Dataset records
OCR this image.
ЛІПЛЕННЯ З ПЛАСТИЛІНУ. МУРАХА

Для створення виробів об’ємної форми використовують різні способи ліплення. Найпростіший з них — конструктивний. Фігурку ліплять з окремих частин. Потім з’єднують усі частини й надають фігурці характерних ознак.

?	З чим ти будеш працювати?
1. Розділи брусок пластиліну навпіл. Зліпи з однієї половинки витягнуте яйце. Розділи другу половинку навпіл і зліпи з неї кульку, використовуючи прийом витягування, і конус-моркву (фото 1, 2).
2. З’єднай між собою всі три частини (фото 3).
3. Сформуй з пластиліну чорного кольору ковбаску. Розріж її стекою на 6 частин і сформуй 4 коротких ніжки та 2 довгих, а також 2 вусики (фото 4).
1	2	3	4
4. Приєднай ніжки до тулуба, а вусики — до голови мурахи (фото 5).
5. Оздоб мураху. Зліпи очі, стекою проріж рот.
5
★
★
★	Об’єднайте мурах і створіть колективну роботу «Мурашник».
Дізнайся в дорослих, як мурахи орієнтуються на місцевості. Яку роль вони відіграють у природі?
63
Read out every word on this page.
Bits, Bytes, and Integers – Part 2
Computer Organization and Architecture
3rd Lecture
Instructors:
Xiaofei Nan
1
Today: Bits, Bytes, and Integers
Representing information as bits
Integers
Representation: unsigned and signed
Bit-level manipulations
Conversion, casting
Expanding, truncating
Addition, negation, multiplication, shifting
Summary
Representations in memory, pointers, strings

## PROBLEM DETAILS
Every entry should be printed again exactly as it stands.

## TASK RESPONSE
OCR this image.
ЛІПЛЕННЯ З ПЛАСТИЛІНУ. МУРАХА

Для створення виробів об’ємної форми використовують різні способи ліплення. Найпростіший з них — конструктивний. Фігурку ліплять з окремих частин. Потім з’єднують усі частини й надають фігурці характерних ознак.

?	З чим ти будеш працювати?
1. Розділи брусок пластиліну навпіл. Зліпи з однієї половинки витягнуте яйце. Розділи другу половинку навпіл і зліпи з неї кульку, використовуючи прийом витягування, і конус-моркву (фото 1, 2).
2. З’єднай між собою всі три частини (фото 3).
3. Сформуй з пластиліну чорного кольору ковбаску. Розріж її стекою на 6 частин і сформуй 4 коротких ніжки та 2 довгих, а також 2 вусики (фото 4).
1	2	3	4
4. Приєднай ніжки до тулуба, а вусики — до голови мурахи (фото 5).
5. Оздоб мураху. Зліпи очі, стекою проріж рот.
5
★
★
★	Об’єднайте мурах і створіть колективну роботу «Мурашник».
Дізнайся в дорослих, як мурахи орієнтуються на місцевості. Яку роль вони відіграють у природі?
63
Read out every word on this page.
Bits, Bytes, and Integers – Part 2
Computer Organization and Architecture
3rd Lecture
Instructors:
Xiaofei Nan
1
Today: Bits, Bytes, and Integers
Representing information as bits
Integers
Representation: unsigned and signed
Bit-level manipulations
Conversion, casting
Expanding, truncating
Addition, negation, multiplication, shifting
Summary
Representations in memory, pointers, strings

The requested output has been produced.